## Exercise description
You are to retype all of the data exactly as it appears.

-------- Records provided --------

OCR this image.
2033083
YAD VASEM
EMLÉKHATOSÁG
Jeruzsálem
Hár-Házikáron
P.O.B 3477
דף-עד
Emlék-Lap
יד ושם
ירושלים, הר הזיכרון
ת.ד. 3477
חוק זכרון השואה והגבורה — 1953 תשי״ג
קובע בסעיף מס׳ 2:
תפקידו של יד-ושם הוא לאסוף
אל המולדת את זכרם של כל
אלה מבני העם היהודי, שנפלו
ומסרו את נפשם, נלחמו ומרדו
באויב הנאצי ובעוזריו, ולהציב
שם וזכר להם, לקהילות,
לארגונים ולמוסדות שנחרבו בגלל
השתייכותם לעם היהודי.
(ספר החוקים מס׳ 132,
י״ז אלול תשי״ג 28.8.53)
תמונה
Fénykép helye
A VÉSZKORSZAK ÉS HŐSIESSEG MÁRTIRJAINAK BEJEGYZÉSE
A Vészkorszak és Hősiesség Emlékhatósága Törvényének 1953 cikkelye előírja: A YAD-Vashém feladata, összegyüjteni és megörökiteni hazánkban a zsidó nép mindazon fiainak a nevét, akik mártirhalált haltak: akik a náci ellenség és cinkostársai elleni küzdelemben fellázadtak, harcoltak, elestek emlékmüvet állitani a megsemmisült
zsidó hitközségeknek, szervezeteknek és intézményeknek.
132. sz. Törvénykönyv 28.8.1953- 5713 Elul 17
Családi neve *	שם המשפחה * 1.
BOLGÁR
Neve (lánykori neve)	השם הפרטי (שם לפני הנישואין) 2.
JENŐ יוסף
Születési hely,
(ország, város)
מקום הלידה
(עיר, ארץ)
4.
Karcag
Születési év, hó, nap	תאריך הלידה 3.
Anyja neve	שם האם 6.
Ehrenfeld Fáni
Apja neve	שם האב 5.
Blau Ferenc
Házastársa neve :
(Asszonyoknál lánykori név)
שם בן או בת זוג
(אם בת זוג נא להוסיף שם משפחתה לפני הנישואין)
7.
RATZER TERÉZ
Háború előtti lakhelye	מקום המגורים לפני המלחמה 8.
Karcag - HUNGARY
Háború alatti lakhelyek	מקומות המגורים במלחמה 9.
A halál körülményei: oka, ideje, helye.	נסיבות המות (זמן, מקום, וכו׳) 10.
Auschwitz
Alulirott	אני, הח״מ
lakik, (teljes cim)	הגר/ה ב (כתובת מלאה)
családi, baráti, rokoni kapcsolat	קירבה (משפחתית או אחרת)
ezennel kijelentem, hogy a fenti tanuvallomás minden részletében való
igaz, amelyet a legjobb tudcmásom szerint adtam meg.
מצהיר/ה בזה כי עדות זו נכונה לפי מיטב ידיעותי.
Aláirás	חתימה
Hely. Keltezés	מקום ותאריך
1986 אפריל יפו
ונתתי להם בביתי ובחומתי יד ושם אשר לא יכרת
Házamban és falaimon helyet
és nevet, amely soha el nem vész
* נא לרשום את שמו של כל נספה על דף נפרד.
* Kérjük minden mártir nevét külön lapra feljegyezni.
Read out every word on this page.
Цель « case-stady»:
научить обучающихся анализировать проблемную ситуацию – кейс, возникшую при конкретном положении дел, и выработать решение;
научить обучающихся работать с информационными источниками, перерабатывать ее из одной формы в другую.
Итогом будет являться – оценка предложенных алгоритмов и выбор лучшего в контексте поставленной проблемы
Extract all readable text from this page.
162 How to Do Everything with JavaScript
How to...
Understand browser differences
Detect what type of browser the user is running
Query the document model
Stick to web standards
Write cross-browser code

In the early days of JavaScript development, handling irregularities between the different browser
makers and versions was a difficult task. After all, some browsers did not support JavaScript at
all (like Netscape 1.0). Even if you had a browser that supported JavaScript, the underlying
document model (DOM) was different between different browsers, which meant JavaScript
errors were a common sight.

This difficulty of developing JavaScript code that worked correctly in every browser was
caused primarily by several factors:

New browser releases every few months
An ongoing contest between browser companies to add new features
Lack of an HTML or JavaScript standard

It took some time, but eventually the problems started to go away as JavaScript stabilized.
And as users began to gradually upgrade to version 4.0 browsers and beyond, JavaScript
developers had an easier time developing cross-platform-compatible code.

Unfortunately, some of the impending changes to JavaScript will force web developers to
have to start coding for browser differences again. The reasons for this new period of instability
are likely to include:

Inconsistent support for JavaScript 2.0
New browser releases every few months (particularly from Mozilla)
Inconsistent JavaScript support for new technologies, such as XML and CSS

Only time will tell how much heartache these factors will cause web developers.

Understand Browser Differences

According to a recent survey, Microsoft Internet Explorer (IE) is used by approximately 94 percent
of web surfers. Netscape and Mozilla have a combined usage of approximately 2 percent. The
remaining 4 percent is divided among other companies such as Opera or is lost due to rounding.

--------

## Solution to this exercise
OCR this image.
2033083
YAD VASEM
EMLÉKHATOSÁG
Jeruzsálem
Hár-Házikáron
P.O.B 3477
דף-עד
Emlék-Lap
יד ושם
ירושלים, הר הזיכרון
ת.ד. 3477
חוק זכרון השואה והגבורה — 1953 תשי״ג
קובע בסעיף מס׳ 2:
תפקידו של יד-ושם הוא לאסוף
אל המולדת את זכרם של כל
אלה מבני העם היהודי, שנפלו
ומסרו את נפשם, נלחמו ומרדו
באויב הנאצי ובעוזריו, ולהציב
שם וזכר להם, לקהילות,
לארגונים ולמוסדות שנחרבו בגלל
השתייכותם לעם היהודי.
(ספר החוקים מס׳ 132,
י״ז אלול תשי״ג 28.8.53)
תמונה
Fénykép helye
A VÉSZKORSZAK ÉS HŐSIESSEG MÁRTIRJAINAK BEJEGYZÉSE
A Vészkorszak és Hősiesség Emlékhatósága Törvényének 1953 cikkelye előírja: A YAD-Vashém feladata, összegyüjteni és megörökiteni hazánkban a zsidó nép mindazon fiainak a nevét, akik mártirhalált haltak: akik a náci ellenség és cinkostársai elleni küzdelemben fellázadtak, harcoltak, elestek emlékmüvet állitani a megsemmisült
zsidó hitközségeknek, szervezeteknek és intézményeknek.
132. sz. Törvénykönyv 28.8.1953- 5713 Elul 17
Családi neve *	שם המשפחה * 1.
BOLGÁR
Neve (lánykori neve)	השם הפרטי (שם לפני הנישואין) 2.
JENŐ יוסף
Születési hely,
(ország, város)
מקום הלידה
(עיר, ארץ)
4.
Karcag
Születési év, hó, nap	תאריך הלידה 3.
Anyja neve	שם האם 6.
Ehrenfeld Fáni
Apja neve	שם האב 5.
Blau Ferenc
Házastársa neve :
(Asszonyoknál lánykori név)
שם בן או בת זוג
(אם בת זוג נא להוסיף שם משפחתה לפני הנישואין)
7.
RATZER TERÉZ
Háború előtti lakhelye	מקום המגורים לפני המלחמה 8.
Karcag - HUNGARY
Háború alatti lakhelyek	מקומות המגורים במלחמה 9.
A halál körülményei: oka, ideje, helye.	נסיבות המות (זמן, מקום, וכו׳) 10.
Auschwitz
Alulirott	אני, הח״מ
lakik, (teljes cim)	הגר/ה ב (כתובת מלאה)
családi, baráti, rokoni kapcsolat	קירבה (משפחתית או אחרת)
ezennel kijelentem, hogy a fenti tanuvallomás minden részletében való
igaz, amelyet a legjobb tudcmásom szerint adtam meg.
מצהיר/ה בזה כי עדות זו נכונה לפי מיטב ידיעותי.
Aláirás	חתימה
Hely. Keltezés	מקום ותאריך
1986 אפריל יפו
ונתתי להם בביתי ובחומתי יד ושם אשר לא יכרת
Házamban és falaimon helyet
és nevet, amely soha el nem vész
* נא לרשום את שמו של כל נספה על דף נפרד.
* Kérjük minden mártir nevét külön lapra feljegyezni.
Read out every word on this page.
Цель « case-stady»:
научить обучающихся анализировать проблемную ситуацию – кейс, возникшую при конкретном положении дел, и выработать решение;
научить обучающихся работать с информационными источниками, перерабатывать ее из одной формы в другую.
Итогом будет являться – оценка предложенных алгоритмов и выбор лучшего в контексте поставленной проблемы
Extract all readable text from this page.
162 How to Do Everything with JavaScript
How to...
Understand browser differences
Detect what type of browser the user is running
Query the document model
Stick to web standards
Write cross-browser code

In the early days of JavaScript development, handling irregularities between the different browser
makers and versions was a difficult task. After all, some browsers did not support JavaScript at
all (like Netscape 1.0). Even if you had a browser that supported JavaScript, the underlying
document model (DOM) was different between different browsers, which meant JavaScript
errors were a common sight.

This difficulty of developing JavaScript code that worked correctly in every browser was
caused primarily by several factors:

New browser releases every few months
An ongoing contest between browser companies to add new features
Lack of an HTML or JavaScript standard

It took some time, but eventually the problems started to go away as JavaScript stabilized.
And as users began to gradually upgrade to version 4.0 browsers and beyond, JavaScript
developers had an easier time developing cross-platform-compatible code.

Unfortunately, some of the impending changes to JavaScript will force web developers to
have to start coding for browser differences again. The reasons for this new period of instability
are likely to include:

Inconsistent support for JavaScript 2.0
New browser releases every few months (particularly from Mozilla)
Inconsistent JavaScript support for new technologies, such as XML and CSS

Only time will tell how much heartache these factors will cause web developers.

Understand Browser Differences

According to a recent survey, Microsoft Internet Explorer (IE) is used by approximately 94 percent
of web surfers. Netscape and Mozilla have a combined usage of approximately 2 percent. The
remaining 4 percent is divided among other companies such as Opera or is lost due to rounding.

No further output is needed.